**Written request:** Repeat all entries exactly.

**Data for this task:**
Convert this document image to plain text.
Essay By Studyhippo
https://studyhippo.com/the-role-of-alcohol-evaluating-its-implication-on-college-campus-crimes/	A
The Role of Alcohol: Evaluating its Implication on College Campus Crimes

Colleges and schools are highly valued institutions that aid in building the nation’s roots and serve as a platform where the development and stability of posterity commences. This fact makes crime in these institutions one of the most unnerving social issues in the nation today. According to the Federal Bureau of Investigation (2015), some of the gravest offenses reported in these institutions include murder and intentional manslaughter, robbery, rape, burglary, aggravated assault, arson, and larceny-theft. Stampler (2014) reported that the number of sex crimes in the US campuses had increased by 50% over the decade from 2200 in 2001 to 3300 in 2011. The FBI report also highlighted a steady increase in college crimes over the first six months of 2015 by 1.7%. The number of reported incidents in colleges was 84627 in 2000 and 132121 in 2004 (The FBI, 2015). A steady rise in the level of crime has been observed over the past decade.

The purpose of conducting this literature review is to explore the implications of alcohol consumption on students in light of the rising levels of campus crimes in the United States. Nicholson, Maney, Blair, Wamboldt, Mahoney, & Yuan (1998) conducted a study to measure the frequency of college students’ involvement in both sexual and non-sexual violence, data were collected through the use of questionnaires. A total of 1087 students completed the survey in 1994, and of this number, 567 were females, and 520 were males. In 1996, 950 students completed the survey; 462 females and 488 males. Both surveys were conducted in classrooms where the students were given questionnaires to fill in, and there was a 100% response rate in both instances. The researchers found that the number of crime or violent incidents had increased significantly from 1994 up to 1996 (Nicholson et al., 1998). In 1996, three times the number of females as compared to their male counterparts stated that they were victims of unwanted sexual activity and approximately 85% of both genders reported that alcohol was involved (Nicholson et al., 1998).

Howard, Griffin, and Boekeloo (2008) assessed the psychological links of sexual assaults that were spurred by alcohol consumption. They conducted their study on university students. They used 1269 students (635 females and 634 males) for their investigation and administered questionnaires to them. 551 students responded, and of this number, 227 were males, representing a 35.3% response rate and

**Response to this task:**
Convert this document image to plain text.
Essay By Studyhippo
https://studyhippo.com/the-role-of-alcohol-evaluating-its-implication-on-college-campus-crimes/	A
The Role of Alcohol: Evaluating its Implication on College Campus Crimes

Colleges and schools are highly valued institutions that aid in building the nation’s roots and serve as a platform where the development and stability of posterity commences. This fact makes crime in these institutions one of the most unnerving social issues in the nation today. According to the Federal Bureau of Investigation (2015), some of the gravest offenses reported in these institutions include murder and intentional manslaughter, robbery, rape, burglary, aggravated assault, arson, and larceny-theft. Stampler (2014) reported that the number of sex crimes in the US campuses had increased by 50% over the decade from 2200 in 2001 to 3300 in 2011. The FBI report also highlighted a steady increase in college crimes over the first six months of 2015 by 1.7%. The number of reported incidents in colleges was 84627 in 2000 and 132121 in 2004 (The FBI, 2015). A steady rise in the level of crime has been observed over the past decade.

The purpose of conducting this literature review is to explore the implications of alcohol consumption on students in light of the rising levels of campus crimes in the United States. Nicholson, Maney, Blair, Wamboldt, Mahoney, & Yuan (1998) conducted a study to measure the frequency of college students’ involvement in both sexual and non-sexual violence, data were collected through the use of questionnaires. A total of 1087 students completed the survey in 1994, and of this number, 567 were females, and 520 were males. In 1996, 950 students completed the survey; 462 females and 488 males. Both surveys were conducted in classrooms where the students were given questionnaires to fill in, and there was a 100% response rate in both instances. The researchers found that the number of crime or violent incidents had increased significantly from 1994 up to 1996 (Nicholson et al., 1998). In 1996, three times the number of females as compared to their male counterparts stated that they were victims of unwanted sexual activity and approximately 85% of both genders reported that alcohol was involved (Nicholson et al., 1998).

Howard, Griffin, and Boekeloo (2008) assessed the psychological links of sexual assaults that were spurred by alcohol consumption. They conducted their study on university students. They used 1269 students (635 females and 634 males) for their investigation and administered questionnaires to them. 551 students responded, and of this number, 227 were males, representing a 35.3% response rate and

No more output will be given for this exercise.